→ GOAL OF THE EXERCISE: Copy every record exactly, and keep the pictures out.

→ RECORDS FOR THE EXERCISE:

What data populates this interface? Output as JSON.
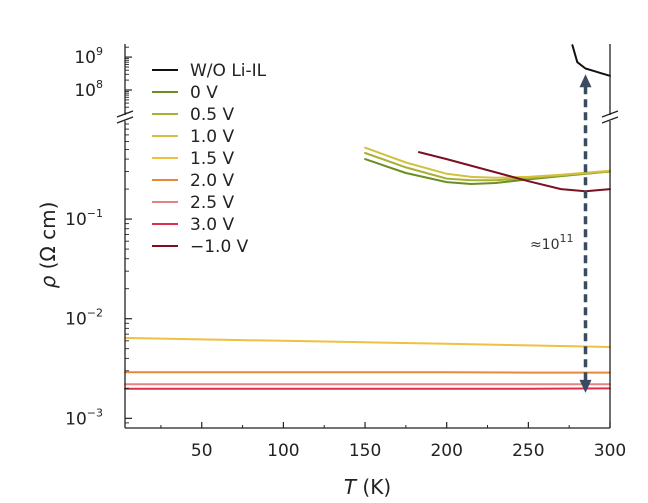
{
  "chart_data": {
    "type": "line",
    "title": "",
    "xlabel": "T (K)",
    "xlabel_var": "T",
    "xlabel_unit": "(K)",
    "ylabel": "ρ (Ω cm)",
    "ylabel_var": "ρ",
    "ylabel_unit": "(Ω cm)",
    "xlim": [
      3,
      300
    ],
    "x_ticks": [
      50,
      100,
      150,
      200,
      250,
      300
    ],
    "x_tick_labels": [
      "50",
      "100",
      "150",
      "200",
      "250",
      "300"
    ],
    "y_scale": "log",
    "y_axis_break": true,
    "y_lower_range": [
      0.0008,
      0.9
    ],
    "y_upper_range": [
      20000000,
      2500000000
    ],
    "y_ticks": [
      {
        "value": 1000000000,
        "base": "10",
        "exp": "9"
      },
      {
        "value": 100000000,
        "base": "10",
        "exp": "8"
      },
      {
        "value": 0.1,
        "base": "10",
        "exp": "−1"
      },
      {
        "value": 0.01,
        "base": "10",
        "exp": "−2"
      },
      {
        "value": 0.001,
        "base": "10",
        "exp": "−3"
      }
    ],
    "legend_position": "top-left",
    "series": [
      {
        "name": "W/O Li-IL",
        "color": "#111111",
        "x": [
          277,
          280,
          285,
          290,
          295,
          300
        ],
        "y": [
          2300000000,
          700000000,
          450000000,
          380000000,
          320000000,
          270000000
        ]
      },
      {
        "name": "0 V",
        "color": "#6b8e23",
        "x": [
          150,
          175,
          200,
          215,
          230,
          250,
          270,
          300
        ],
        "y": [
          0.4,
          0.29,
          0.235,
          0.225,
          0.23,
          0.25,
          0.27,
          0.3
        ]
      },
      {
        "name": "0.5 V",
        "color": "#a6b035",
        "x": [
          150,
          175,
          200,
          215,
          230,
          250,
          270,
          300
        ],
        "y": [
          0.46,
          0.33,
          0.255,
          0.245,
          0.245,
          0.258,
          0.274,
          0.3
        ]
      },
      {
        "name": "1.0 V",
        "color": "#d4c040",
        "x": [
          150,
          175,
          200,
          215,
          230,
          250,
          270,
          300
        ],
        "y": [
          0.52,
          0.37,
          0.285,
          0.265,
          0.26,
          0.265,
          0.278,
          0.305
        ]
      },
      {
        "name": "1.5 V",
        "color": "#f0c040",
        "x": [
          3,
          50,
          100,
          150,
          200,
          250,
          300
        ],
        "y": [
          0.0064,
          0.0062,
          0.006,
          0.0058,
          0.0056,
          0.0054,
          0.0052
        ]
      },
      {
        "name": "2.0 V",
        "color": "#e8893a",
        "x": [
          3,
          50,
          100,
          150,
          200,
          250,
          300
        ],
        "y": [
          0.0029,
          0.0029,
          0.0029,
          0.0029,
          0.0029,
          0.00288,
          0.00288
        ]
      },
      {
        "name": "2.5 V",
        "color": "#e58282",
        "x": [
          3,
          50,
          100,
          150,
          200,
          250,
          300
        ],
        "y": [
          0.0022,
          0.0022,
          0.0022,
          0.0022,
          0.0022,
          0.0022,
          0.0022
        ]
      },
      {
        "name": "3.0 V",
        "color": "#dc2f4f",
        "x": [
          3,
          50,
          100,
          150,
          200,
          250,
          300
        ],
        "y": [
          0.00198,
          0.00198,
          0.00198,
          0.00198,
          0.00198,
          0.00198,
          0.002
        ]
      },
      {
        "name": "−1.0 V",
        "color": "#7a1020",
        "x": [
          183,
          200,
          225,
          250,
          270,
          285,
          300
        ],
        "y": [
          0.47,
          0.4,
          0.31,
          0.24,
          0.2,
          0.19,
          0.2
        ]
      }
    ],
    "annotation": {
      "base": "≈10",
      "exp": "11",
      "x": 285,
      "y_from": 0.0018,
      "y_to": 300000000
    }
  }
}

→ SOLVED PROBLEM:
What data populates this interface? Output as JSON.
{
  "chart_data": {
    "type": "line",
    "title": "",
    "xlabel": "T (K)",
    "xlabel_var": "T",
    "xlabel_unit": "(K)",
    "ylabel": "ρ (Ω cm)",
    "ylabel_var": "ρ",
    "ylabel_unit": "(Ω cm)",
    "xlim": [
      3,
      300
    ],
    "x_ticks": [
      50,
      100,
      150,
      200,
      250,
      300
    ],
    "x_tick_labels": [
      "50",
      "100",
      "150",
      "200",
      "250",
      "300"
    ],
    "y_scale": "log",
    "y_axis_break": true,
    "y_lower_range": [
      0.0008,
      0.9
    ],
    "y_upper_range": [
      20000000,
      2500000000
    ],
    "y_ticks": [
      {
        "value": 1000000000,
        "base": "10",
        "exp": "9"
      },
      {
        "value": 100000000,
        "base": "10",
        "exp": "8"
      },
      {
        "value": 0.1,
        "base": "10",
        "exp": "−1"
      },
      {
        "value": 0.01,
        "base": "10",
        "exp": "−2"
      },
      {
        "value": 0.001,
        "base": "10",
        "exp": "−3"
      }
    ],
    "legend_position": "top-left",
    "series": [
      {
        "name": "W/O Li-IL",
        "color": "#111111",
        "x": [
          277,
          280,
          285,
          290,
          295,
          300
        ],
        "y": [
          2300000000,
          700000000,
          450000000,
          380000000,
          320000000,
          270000000
        ]
      },
      {
        "name": "0 V",
        "color": "#6b8e23",
        "x": [
          150,
          175,
          200,
          215,
          230,
          250,
          270,
          300
        ],
        "y": [
          0.4,
          0.29,
          0.235,
          0.225,
          0.23,
          0.25,
          0.27,
          0.3
        ]
      },
      {
        "name": "0.5 V",
        "color": "#a6b035",
        "x": [
          150,
          175,
          200,
          215,
          230,
          250,
          270,
          300
        ],
        "y": [
          0.46,
          0.33,
          0.255,
          0.245,
          0.245,
          0.258,
          0.274,
          0.3
        ]
      },
      {
        "name": "1.0 V",
        "color": "#d4c040",
        "x": [
          150,
          175,
          200,
          215,
          230,
          250,
          270,
          300
        ],
        "y": [
          0.52,
          0.37,
          0.285,
          0.265,
          0.26,
          0.265,
          0.278,
          0.305
        ]
      },
      {
        "name": "1.5 V",
        "color": "#f0c040",
        "x": [
          3,
          50,
          100,
          150,
          200,
          250,
          300
        ],
        "y": [
          0.0064,
          0.0062,
          0.006,
          0.0058,
          0.0056,
          0.0054,
          0.0052
        ]
      },
      {
        "name": "2.0 V",
        "color": "#e8893a",
        "x": [
          3,
          50,
          100,
          150,
          200,
          250,
          300
        ],
        "y": [
          0.0029,
          0.0029,
          0.0029,
          0.0029,
          0.0029,
          0.00288,
          0.00288
        ]
      },
      {
        "name": "2.5 V",
        "color": "#e58282",
        "x": [
          3,
          50,
          100,
          150,
          200,
          250,
          300
        ],
        "y": [
          0.0022,
          0.0022,
          0.0022,
          0.0022,
          0.0022,
          0.0022,
          0.0022
        ]
      },
      {
        "name": "3.0 V",
        "color": "#dc2f4f",
        "x": [
          3,
          50,
          100,
          150,
          200,
          250,
          300
        ],
        "y": [
          0.00198,
          0.00198,
          0.00198,
          0.00198,
          0.00198,
          0.00198,
          0.002
        ]
      },
      {
        "name": "−1.0 V",
        "color": "#7a1020",
        "x": [
          183,
          200,
          225,
          250,
          270,
          285,
          300
        ],
        "y": [
          0.47,
          0.4,
          0.31,
          0.24,
          0.2,
          0.19,
          0.2
        ]
      }
    ],
    "annotation": {
      "base": "≈10",
      "exp": "11",
      "x": 285,
      "y_from": 0.0018,
      "y_to": 300000000
    }
  }
}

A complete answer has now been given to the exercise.